AIM OF THE EXERCISE
Keep the pictures out of the copy and print all the entries below exactly.

[Recorded data]
***

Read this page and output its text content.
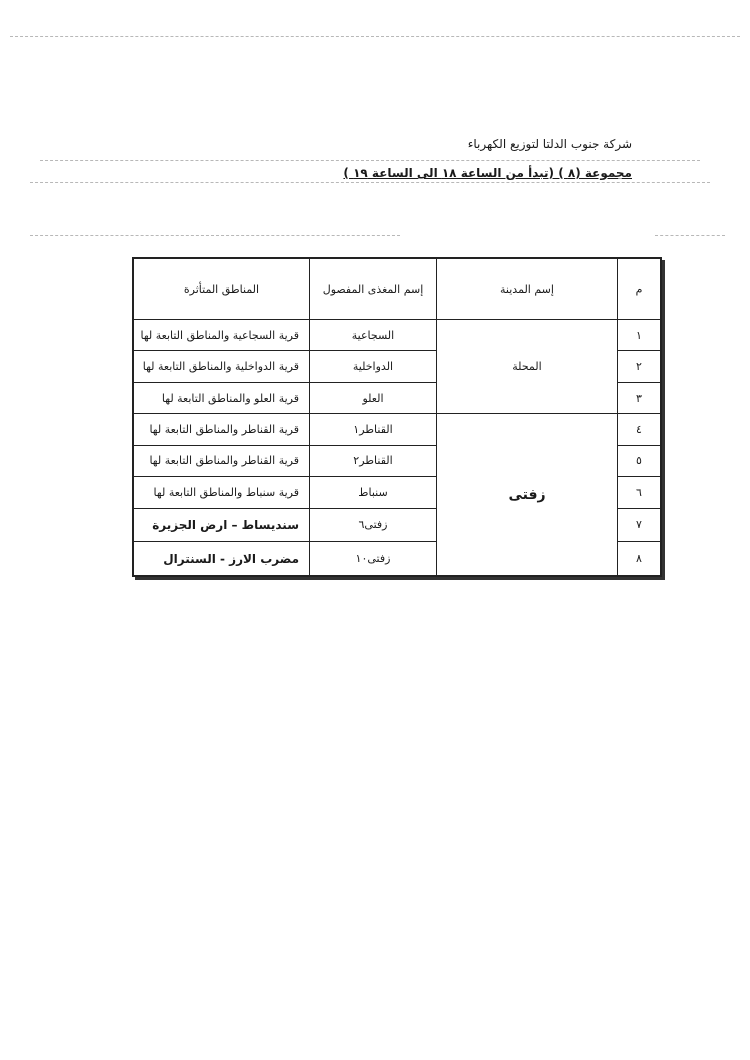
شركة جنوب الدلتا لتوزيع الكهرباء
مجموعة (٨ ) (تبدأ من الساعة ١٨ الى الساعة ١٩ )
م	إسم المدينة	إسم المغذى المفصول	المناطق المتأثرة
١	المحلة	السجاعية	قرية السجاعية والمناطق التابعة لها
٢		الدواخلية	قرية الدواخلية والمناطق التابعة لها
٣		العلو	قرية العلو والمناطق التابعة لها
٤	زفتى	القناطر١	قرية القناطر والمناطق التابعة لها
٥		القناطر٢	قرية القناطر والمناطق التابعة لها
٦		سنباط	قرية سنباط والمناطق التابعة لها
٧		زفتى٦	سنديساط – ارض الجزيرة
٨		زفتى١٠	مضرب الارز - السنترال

***

WRITTEN RESPONSE
Read this page and output its text content.
شركة جنوب الدلتا لتوزيع الكهرباء
مجموعة (٨ ) (تبدأ من الساعة ١٨ الى الساعة ١٩ )
م	إسم المدينة	إسم المغذى المفصول	المناطق المتأثرة
١	المحلة	السجاعية	قرية السجاعية والمناطق التابعة لها
٢		الدواخلية	قرية الدواخلية والمناطق التابعة لها
٣		العلو	قرية العلو والمناطق التابعة لها
٤	زفتى	القناطر١	قرية القناطر والمناطق التابعة لها
٥		القناطر٢	قرية القناطر والمناطق التابعة لها
٦		سنباط	قرية سنباط والمناطق التابعة لها
٧		زفتى٦	سنديساط – ارض الجزيرة
٨		زفتى١٠	مضرب الارز - السنترال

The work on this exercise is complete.